> _Supplied data_
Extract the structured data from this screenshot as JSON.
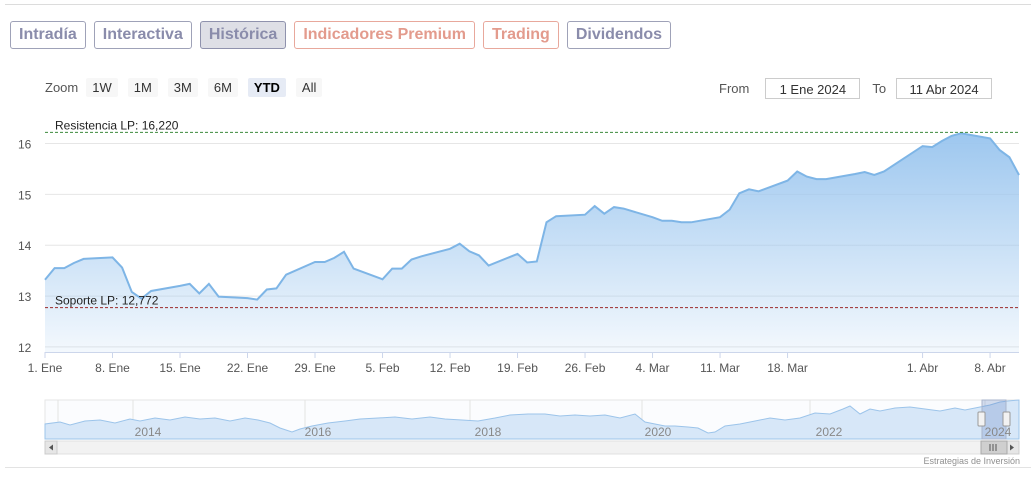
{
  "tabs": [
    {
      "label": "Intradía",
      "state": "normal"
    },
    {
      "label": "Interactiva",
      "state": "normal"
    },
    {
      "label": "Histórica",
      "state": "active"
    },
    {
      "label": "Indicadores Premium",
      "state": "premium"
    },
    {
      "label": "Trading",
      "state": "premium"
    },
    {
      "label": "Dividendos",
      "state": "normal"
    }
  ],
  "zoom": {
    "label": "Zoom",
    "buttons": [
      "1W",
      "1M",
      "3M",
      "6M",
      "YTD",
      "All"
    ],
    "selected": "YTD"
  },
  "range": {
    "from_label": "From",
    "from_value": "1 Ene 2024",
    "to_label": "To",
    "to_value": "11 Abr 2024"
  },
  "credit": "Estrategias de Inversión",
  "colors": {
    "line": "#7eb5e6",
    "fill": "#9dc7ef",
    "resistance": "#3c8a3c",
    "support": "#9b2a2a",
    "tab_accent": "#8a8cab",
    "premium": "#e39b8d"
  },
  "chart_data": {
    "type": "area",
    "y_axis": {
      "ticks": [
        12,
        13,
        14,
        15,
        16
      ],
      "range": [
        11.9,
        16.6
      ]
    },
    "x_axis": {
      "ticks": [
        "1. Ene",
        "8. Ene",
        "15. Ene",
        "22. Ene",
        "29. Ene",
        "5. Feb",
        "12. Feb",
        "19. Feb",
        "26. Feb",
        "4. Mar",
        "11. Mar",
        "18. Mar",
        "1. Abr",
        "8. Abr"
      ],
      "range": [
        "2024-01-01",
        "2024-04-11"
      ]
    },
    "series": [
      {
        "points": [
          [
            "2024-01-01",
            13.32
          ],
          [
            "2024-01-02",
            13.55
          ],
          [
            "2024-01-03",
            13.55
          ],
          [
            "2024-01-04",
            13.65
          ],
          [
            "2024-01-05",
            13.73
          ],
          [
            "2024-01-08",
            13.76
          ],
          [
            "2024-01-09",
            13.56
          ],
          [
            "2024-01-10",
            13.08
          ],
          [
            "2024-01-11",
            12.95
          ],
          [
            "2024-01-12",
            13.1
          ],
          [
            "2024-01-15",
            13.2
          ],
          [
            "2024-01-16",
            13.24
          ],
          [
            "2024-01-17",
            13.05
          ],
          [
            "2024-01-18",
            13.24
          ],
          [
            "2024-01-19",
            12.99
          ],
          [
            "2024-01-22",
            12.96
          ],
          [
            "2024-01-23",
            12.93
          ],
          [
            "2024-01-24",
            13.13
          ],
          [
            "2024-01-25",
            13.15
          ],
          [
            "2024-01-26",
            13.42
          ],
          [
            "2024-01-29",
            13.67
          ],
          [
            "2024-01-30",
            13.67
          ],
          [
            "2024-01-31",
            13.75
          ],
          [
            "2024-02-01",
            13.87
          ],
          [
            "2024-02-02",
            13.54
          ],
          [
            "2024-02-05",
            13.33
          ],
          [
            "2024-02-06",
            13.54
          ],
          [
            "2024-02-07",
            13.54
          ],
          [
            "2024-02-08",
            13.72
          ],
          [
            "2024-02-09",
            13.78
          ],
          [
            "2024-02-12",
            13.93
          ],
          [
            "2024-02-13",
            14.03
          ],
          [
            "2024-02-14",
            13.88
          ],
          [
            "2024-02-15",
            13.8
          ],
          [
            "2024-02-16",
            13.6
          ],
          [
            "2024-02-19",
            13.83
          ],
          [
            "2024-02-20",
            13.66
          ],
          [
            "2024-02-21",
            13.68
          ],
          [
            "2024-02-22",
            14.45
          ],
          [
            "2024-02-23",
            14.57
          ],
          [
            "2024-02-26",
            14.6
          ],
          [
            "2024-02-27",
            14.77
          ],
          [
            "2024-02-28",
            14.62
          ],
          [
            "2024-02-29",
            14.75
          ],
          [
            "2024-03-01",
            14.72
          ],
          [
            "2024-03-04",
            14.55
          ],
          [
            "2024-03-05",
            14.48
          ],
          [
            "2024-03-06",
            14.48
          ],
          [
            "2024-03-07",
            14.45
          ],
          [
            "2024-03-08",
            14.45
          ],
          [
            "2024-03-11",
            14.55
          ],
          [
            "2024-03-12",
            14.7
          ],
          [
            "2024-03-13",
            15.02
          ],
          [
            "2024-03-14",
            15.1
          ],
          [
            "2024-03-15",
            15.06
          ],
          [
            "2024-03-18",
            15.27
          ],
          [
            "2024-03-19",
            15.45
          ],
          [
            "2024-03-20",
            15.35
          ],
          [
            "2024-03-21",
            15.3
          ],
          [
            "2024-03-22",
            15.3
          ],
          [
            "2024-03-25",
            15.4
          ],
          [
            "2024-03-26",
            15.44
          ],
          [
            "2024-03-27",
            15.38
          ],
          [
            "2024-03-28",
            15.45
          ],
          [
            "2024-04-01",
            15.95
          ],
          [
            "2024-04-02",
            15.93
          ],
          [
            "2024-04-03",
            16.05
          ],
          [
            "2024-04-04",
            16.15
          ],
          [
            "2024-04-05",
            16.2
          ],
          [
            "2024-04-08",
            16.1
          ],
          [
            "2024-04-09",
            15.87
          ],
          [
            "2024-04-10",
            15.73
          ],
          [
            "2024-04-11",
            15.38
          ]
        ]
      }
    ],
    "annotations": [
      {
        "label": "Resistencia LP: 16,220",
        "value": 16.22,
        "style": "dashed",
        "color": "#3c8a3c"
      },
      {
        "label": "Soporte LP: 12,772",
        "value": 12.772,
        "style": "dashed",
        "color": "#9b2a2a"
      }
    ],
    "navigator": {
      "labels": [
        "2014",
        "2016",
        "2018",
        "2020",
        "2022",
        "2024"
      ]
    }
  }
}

> _Task directions_
Pictures in the records must not appear in the copy; transcribe everything else precisely.

> _Correct result_
Extract the structured data from this screenshot as JSON.
{
  "tabs": [
    {
      "label": "Intradía",
      "state": "normal"
    },
    {
      "label": "Interactiva",
      "state": "normal"
    },
    {
      "label": "Histórica",
      "state": "active"
    },
    {
      "label": "Indicadores Premium",
      "state": "premium"
    },
    {
      "label": "Trading",
      "state": "premium"
    },
    {
      "label": "Dividendos",
      "state": "normal"
    }
  ],
  "zoom": {
    "label": "Zoom",
    "buttons": [
      "1W",
      "1M",
      "3M",
      "6M",
      "YTD",
      "All"
    ],
    "selected": "YTD"
  },
  "range": {
    "from_label": "From",
    "from_value": "1 Ene 2024",
    "to_label": "To",
    "to_value": "11 Abr 2024"
  },
  "credit": "Estrategias de Inversión",
  "colors": {
    "line": "#7eb5e6",
    "fill": "#9dc7ef",
    "resistance": "#3c8a3c",
    "support": "#9b2a2a",
    "tab_accent": "#8a8cab",
    "premium": "#e39b8d"
  },
  "chart_data": {
    "type": "area",
    "y_axis": {
      "ticks": [
        12,
        13,
        14,
        15,
        16
      ],
      "range": [
        11.9,
        16.6
      ]
    },
    "x_axis": {
      "ticks": [
        "1. Ene",
        "8. Ene",
        "15. Ene",
        "22. Ene",
        "29. Ene",
        "5. Feb",
        "12. Feb",
        "19. Feb",
        "26. Feb",
        "4. Mar",
        "11. Mar",
        "18. Mar",
        "1. Abr",
        "8. Abr"
      ],
      "range": [
        "2024-01-01",
        "2024-04-11"
      ]
    },
    "series": [
      {
        "points": [
          [
            "2024-01-01",
            13.32
          ],
          [
            "2024-01-02",
            13.55
          ],
          [
            "2024-01-03",
            13.55
          ],
          [
            "2024-01-04",
            13.65
          ],
          [
            "2024-01-05",
            13.73
          ],
          [
            "2024-01-08",
            13.76
          ],
          [
            "2024-01-09",
            13.56
          ],
          [
            "2024-01-10",
            13.08
          ],
          [
            "2024-01-11",
            12.95
          ],
          [
            "2024-01-12",
            13.1
          ],
          [
            "2024-01-15",
            13.2
          ],
          [
            "2024-01-16",
            13.24
          ],
          [
            "2024-01-17",
            13.05
          ],
          [
            "2024-01-18",
            13.24
          ],
          [
            "2024-01-19",
            12.99
          ],
          [
            "2024-01-22",
            12.96
          ],
          [
            "2024-01-23",
            12.93
          ],
          [
            "2024-01-24",
            13.13
          ],
          [
            "2024-01-25",
            13.15
          ],
          [
            "2024-01-26",
            13.42
          ],
          [
            "2024-01-29",
            13.67
          ],
          [
            "2024-01-30",
            13.67
          ],
          [
            "2024-01-31",
            13.75
          ],
          [
            "2024-02-01",
            13.87
          ],
          [
            "2024-02-02",
            13.54
          ],
          [
            "2024-02-05",
            13.33
          ],
          [
            "2024-02-06",
            13.54
          ],
          [
            "2024-02-07",
            13.54
          ],
          [
            "2024-02-08",
            13.72
          ],
          [
            "2024-02-09",
            13.78
          ],
          [
            "2024-02-12",
            13.93
          ],
          [
            "2024-02-13",
            14.03
          ],
          [
            "2024-02-14",
            13.88
          ],
          [
            "2024-02-15",
            13.8
          ],
          [
            "2024-02-16",
            13.6
          ],
          [
            "2024-02-19",
            13.83
          ],
          [
            "2024-02-20",
            13.66
          ],
          [
            "2024-02-21",
            13.68
          ],
          [
            "2024-02-22",
            14.45
          ],
          [
            "2024-02-23",
            14.57
          ],
          [
            "2024-02-26",
            14.6
          ],
          [
            "2024-02-27",
            14.77
          ],
          [
            "2024-02-28",
            14.62
          ],
          [
            "2024-02-29",
            14.75
          ],
          [
            "2024-03-01",
            14.72
          ],
          [
            "2024-03-04",
            14.55
          ],
          [
            "2024-03-05",
            14.48
          ],
          [
            "2024-03-06",
            14.48
          ],
          [
            "2024-03-07",
            14.45
          ],
          [
            "2024-03-08",
            14.45
          ],
          [
            "2024-03-11",
            14.55
          ],
          [
            "2024-03-12",
            14.7
          ],
          [
            "2024-03-13",
            15.02
          ],
          [
            "2024-03-14",
            15.1
          ],
          [
            "2024-03-15",
            15.06
          ],
          [
            "2024-03-18",
            15.27
          ],
          [
            "2024-03-19",
            15.45
          ],
          [
            "2024-03-20",
            15.35
          ],
          [
            "2024-03-21",
            15.3
          ],
          [
            "2024-03-22",
            15.3
          ],
          [
            "2024-03-25",
            15.4
          ],
          [
            "2024-03-26",
            15.44
          ],
          [
            "2024-03-27",
            15.38
          ],
          [
            "2024-03-28",
            15.45
          ],
          [
            "2024-04-01",
            15.95
          ],
          [
            "2024-04-02",
            15.93
          ],
          [
            "2024-04-03",
            16.05
          ],
          [
            "2024-04-04",
            16.15
          ],
          [
            "2024-04-05",
            16.2
          ],
          [
            "2024-04-08",
            16.1
          ],
          [
            "2024-04-09",
            15.87
          ],
          [
            "2024-04-10",
            15.73
          ],
          [
            "2024-04-11",
            15.38
          ]
        ]
      }
    ],
    "annotations": [
      {
        "label": "Resistencia LP: 16,220",
        "value": 16.22,
        "style": "dashed",
        "color": "#3c8a3c"
      },
      {
        "label": "Soporte LP: 12,772",
        "value": 12.772,
        "style": "dashed",
        "color": "#9b2a2a"
      }
    ],
    "navigator": {
      "labels": [
        "2014",
        "2016",
        "2018",
        "2020",
        "2022",
        "2024"
      ]
    }
  }
}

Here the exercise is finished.